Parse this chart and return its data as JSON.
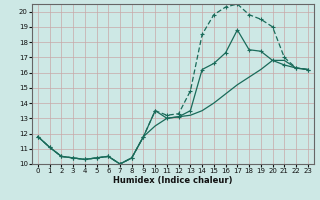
{
  "title": "",
  "xlabel": "Humidex (Indice chaleur)",
  "bg_color": "#cde8e5",
  "grid_color": "#b8d8d4",
  "line_color": "#1a6b5a",
  "xlim": [
    -0.5,
    23.5
  ],
  "ylim": [
    10,
    20.5
  ],
  "yticks": [
    10,
    11,
    12,
    13,
    14,
    15,
    16,
    17,
    18,
    19,
    20
  ],
  "xticks": [
    0,
    1,
    2,
    3,
    4,
    5,
    6,
    7,
    8,
    9,
    10,
    11,
    12,
    13,
    14,
    15,
    16,
    17,
    18,
    19,
    20,
    21,
    22,
    23
  ],
  "line1_x": [
    0,
    1,
    2,
    3,
    4,
    5,
    6,
    7,
    8,
    9,
    10,
    11,
    12,
    13,
    14,
    15,
    16,
    17,
    18,
    19,
    20,
    21,
    22,
    23
  ],
  "line1_y": [
    11.8,
    11.1,
    10.5,
    10.4,
    10.3,
    10.4,
    10.5,
    10.0,
    10.4,
    11.8,
    13.5,
    13.0,
    13.1,
    13.5,
    16.2,
    16.6,
    17.3,
    18.8,
    17.5,
    17.4,
    16.8,
    16.5,
    16.3,
    16.2
  ],
  "line2_x": [
    0,
    1,
    2,
    3,
    4,
    5,
    6,
    7,
    8,
    9,
    10,
    11,
    12,
    13,
    14,
    15,
    16,
    17,
    18,
    19,
    20,
    21,
    22,
    23
  ],
  "line2_y": [
    11.8,
    11.1,
    10.5,
    10.4,
    10.3,
    10.4,
    10.5,
    10.0,
    10.4,
    11.8,
    13.5,
    13.2,
    13.3,
    14.8,
    18.5,
    19.8,
    20.3,
    20.5,
    19.8,
    19.5,
    19.0,
    17.0,
    16.3,
    16.2
  ],
  "line3_x": [
    0,
    1,
    2,
    3,
    4,
    5,
    6,
    7,
    8,
    9,
    10,
    11,
    12,
    13,
    14,
    15,
    16,
    17,
    18,
    19,
    20,
    21,
    22,
    23
  ],
  "line3_y": [
    11.8,
    11.1,
    10.5,
    10.4,
    10.3,
    10.4,
    10.5,
    10.0,
    10.4,
    11.8,
    12.5,
    13.0,
    13.1,
    13.2,
    13.5,
    14.0,
    14.6,
    15.2,
    15.7,
    16.2,
    16.8,
    16.8,
    16.3,
    16.2
  ]
}
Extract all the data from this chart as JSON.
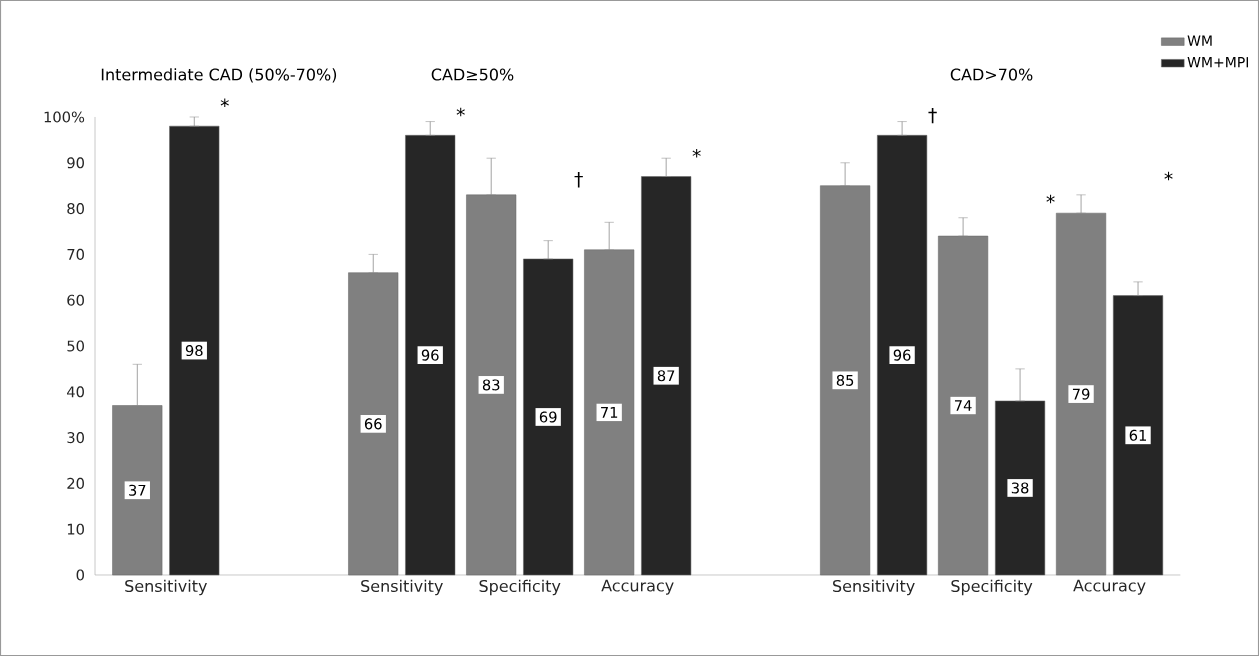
{
  "chart_data": {
    "type": "bar",
    "annotations": [
      "Intermediate CAD (50%-70%)",
      "CAD≥50%",
      "CAD>70%",
      "*",
      "*",
      "†",
      "*",
      "†",
      "*",
      "*"
    ],
    "categories": [
      "Sensitivity",
      null,
      "Sensitivity",
      "Specificity",
      "Accuracy",
      null,
      "Sensitivity",
      "Specificity",
      "Accuracy"
    ],
    "series": [
      {
        "name": "WM",
        "color": "#808080",
        "values": [
          37,
          null,
          66,
          83,
          71,
          null,
          85,
          74,
          79
        ],
        "errors": [
          [
            37,
            46
          ],
          null,
          [
            66,
            70
          ],
          [
            83,
            91
          ],
          [
            71,
            77
          ],
          null,
          [
            85,
            90
          ],
          [
            74,
            78
          ],
          [
            79,
            83
          ]
        ]
      },
      {
        "name": "WM+MPI",
        "color": "#262626",
        "values": [
          98,
          null,
          96,
          69,
          87,
          null,
          96,
          38,
          61
        ],
        "errors": [
          [
            98,
            100
          ],
          null,
          [
            96,
            99
          ],
          [
            69,
            73
          ],
          [
            87,
            91
          ],
          null,
          [
            96,
            99
          ],
          [
            38,
            45
          ],
          [
            61,
            64
          ]
        ]
      }
    ],
    "ylim": [
      0,
      100
    ],
    "yticks": [
      0,
      10,
      20,
      30,
      40,
      50,
      60,
      70,
      80,
      90,
      {
        "value": 100,
        "label": "100%"
      }
    ],
    "data_labels": true,
    "legend": "top right"
  }
}
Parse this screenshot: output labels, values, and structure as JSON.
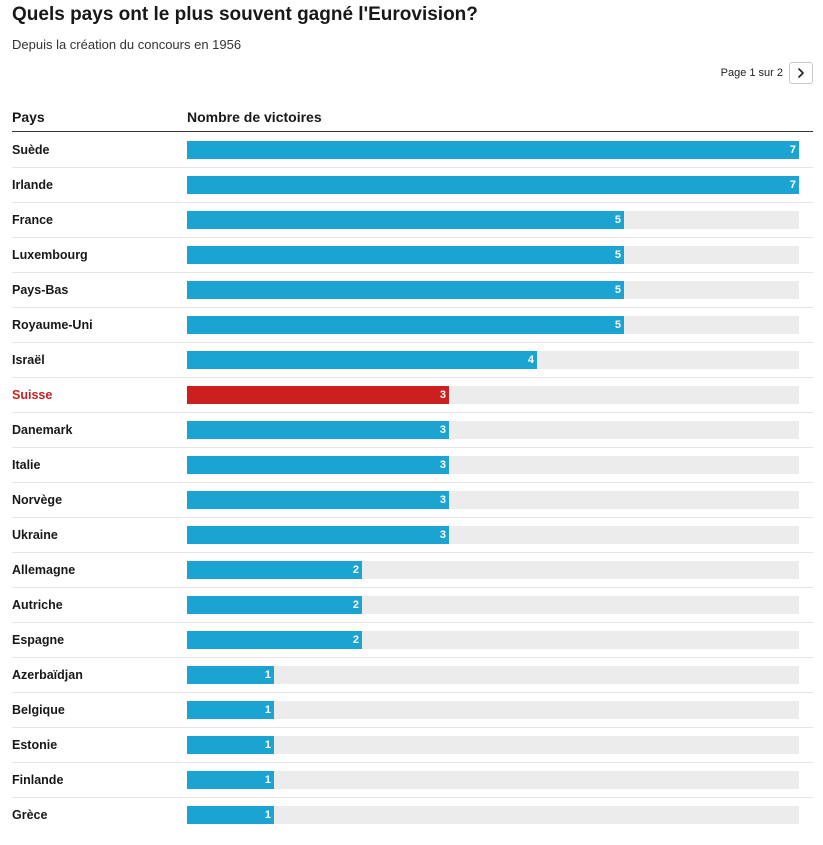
{
  "header": {
    "title": "Quels pays ont le plus souvent gagné l'Eurovision?",
    "subtitle": "Depuis la création du concours en 1956"
  },
  "pager": {
    "label": "Page 1 sur 2",
    "next_icon": "chevron-right-icon"
  },
  "table": {
    "col_country": "Pays",
    "col_value": "Nombre de victoires"
  },
  "colors": {
    "bar": "#1ba3d2",
    "highlight": "#cc1f1f",
    "track": "#ececec"
  },
  "chart_data": {
    "type": "bar",
    "orientation": "horizontal",
    "title": "Quels pays ont le plus souvent gagné l'Eurovision?",
    "subtitle": "Depuis la création du concours en 1956",
    "xlabel": "Nombre de victoires",
    "ylabel": "Pays",
    "xlim": [
      0,
      7
    ],
    "highlighted": "Suisse",
    "categories": [
      "Suède",
      "Irlande",
      "France",
      "Luxembourg",
      "Pays-Bas",
      "Royaume-Uni",
      "Israël",
      "Suisse",
      "Danemark",
      "Italie",
      "Norvège",
      "Ukraine",
      "Allemagne",
      "Autriche",
      "Espagne",
      "Azerbaïdjan",
      "Belgique",
      "Estonie",
      "Finlande",
      "Grèce"
    ],
    "values": [
      7,
      7,
      5,
      5,
      5,
      5,
      4,
      3,
      3,
      3,
      3,
      3,
      2,
      2,
      2,
      1,
      1,
      1,
      1,
      1
    ]
  }
}
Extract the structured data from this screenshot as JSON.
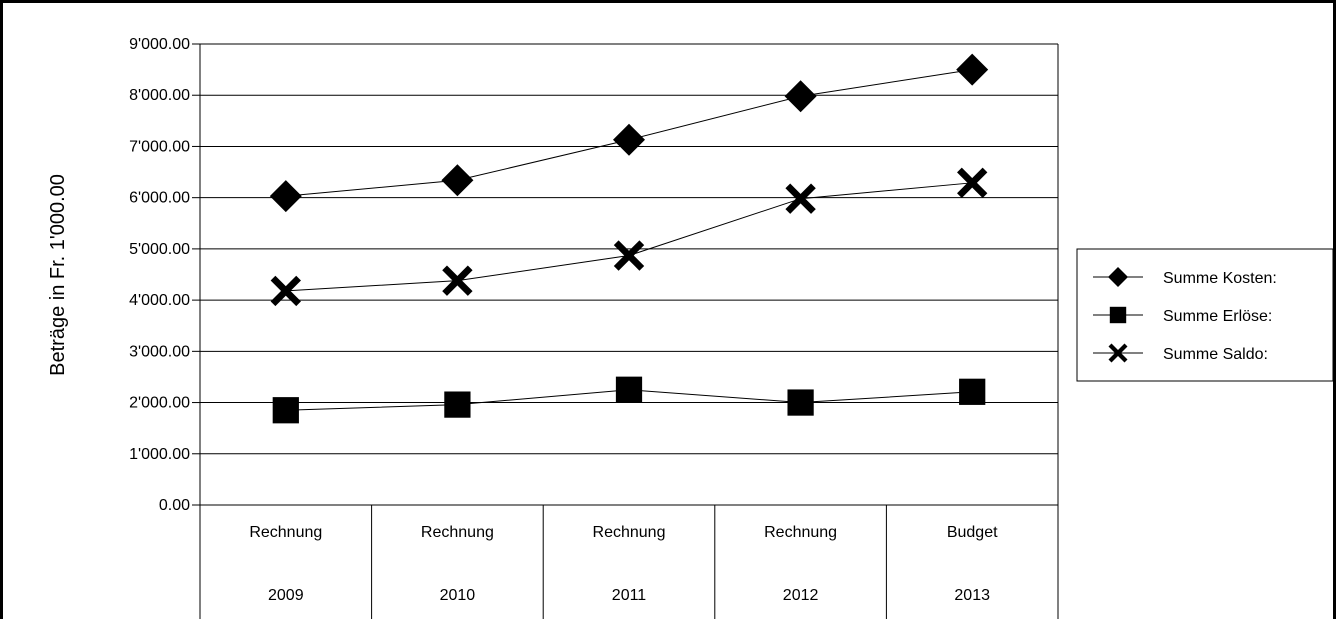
{
  "chart_data": {
    "type": "line",
    "title": "",
    "xlabel": "",
    "ylabel": "Beträge in Fr. 1'000.00",
    "ylim": [
      0,
      9000
    ],
    "ytick_labels": [
      "0.00",
      "1'000.00",
      "2'000.00",
      "3'000.00",
      "4'000.00",
      "5'000.00",
      "6'000.00",
      "7'000.00",
      "8'000.00",
      "9'000.00"
    ],
    "categories": [
      {
        "line1": "Rechnung",
        "line2": "2009"
      },
      {
        "line1": "Rechnung",
        "line2": "2010"
      },
      {
        "line1": "Rechnung",
        "line2": "2011"
      },
      {
        "line1": "Rechnung",
        "line2": "2012"
      },
      {
        "line1": "Budget",
        "line2": "2013"
      }
    ],
    "grid": true,
    "legend_position": "right",
    "series": [
      {
        "name": "Summe Kosten:",
        "marker": "diamond",
        "color": "#000000",
        "values": [
          6030,
          6340,
          7130,
          7980,
          8500
        ]
      },
      {
        "name": "Summe Erlöse:",
        "marker": "square",
        "color": "#000000",
        "values": [
          1850,
          1960,
          2250,
          2000,
          2210
        ]
      },
      {
        "name": "Summe Saldo:",
        "marker": "x",
        "color": "#000000",
        "values": [
          4180,
          4380,
          4870,
          5980,
          6290
        ]
      }
    ]
  }
}
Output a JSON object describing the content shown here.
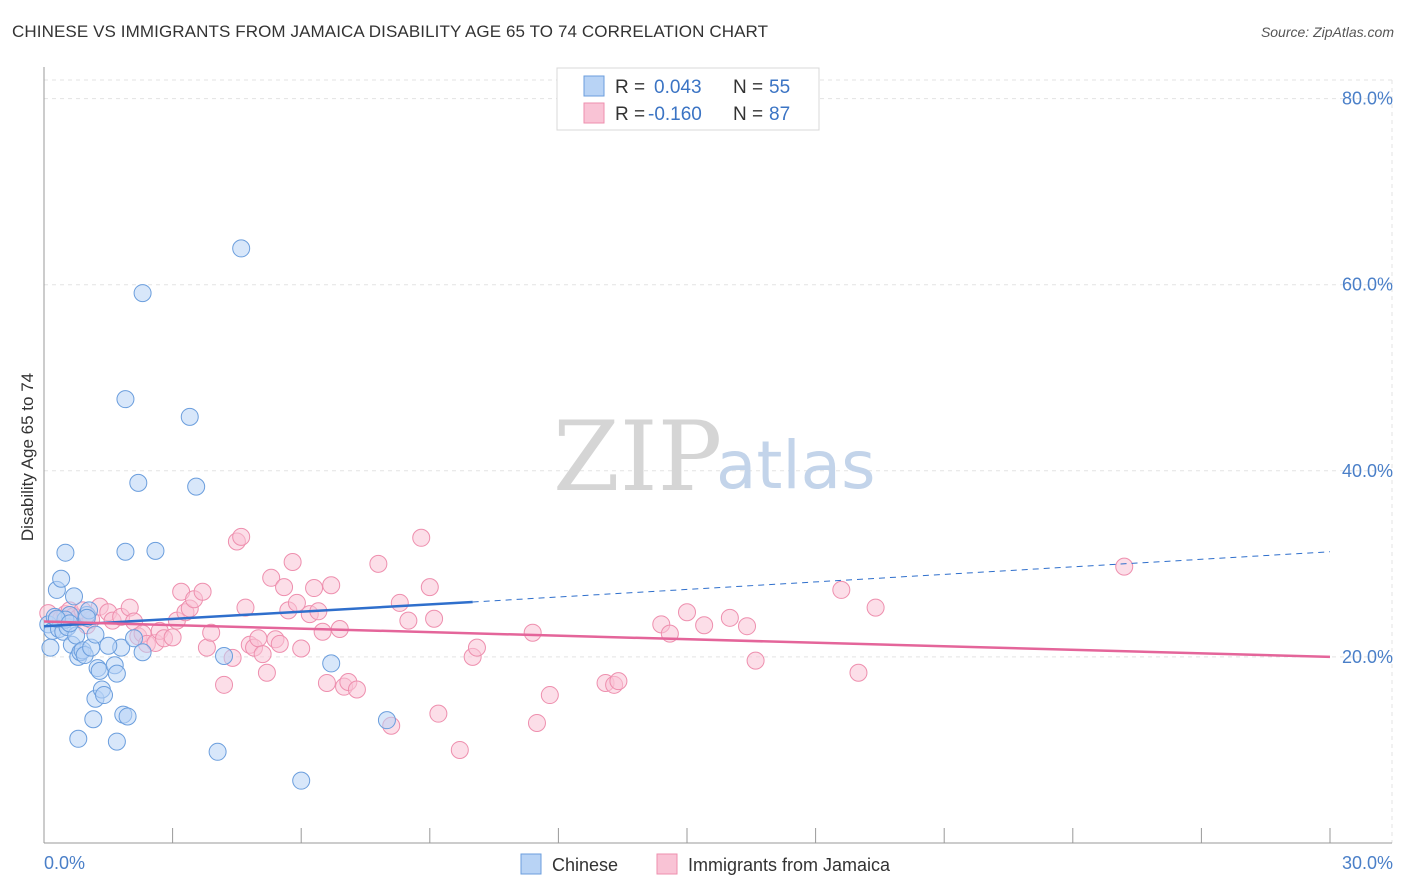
——
**Problem details:**
Check each line above for the string "this", then copy the ones that have it.

**Full solution:**
Parse this chart and return its data as JSON.
Extract all the data from this chart as JSON.
Parse this screenshot: output labels, values, and structure as JSON.
Extract the structured data from this screenshot as JSON.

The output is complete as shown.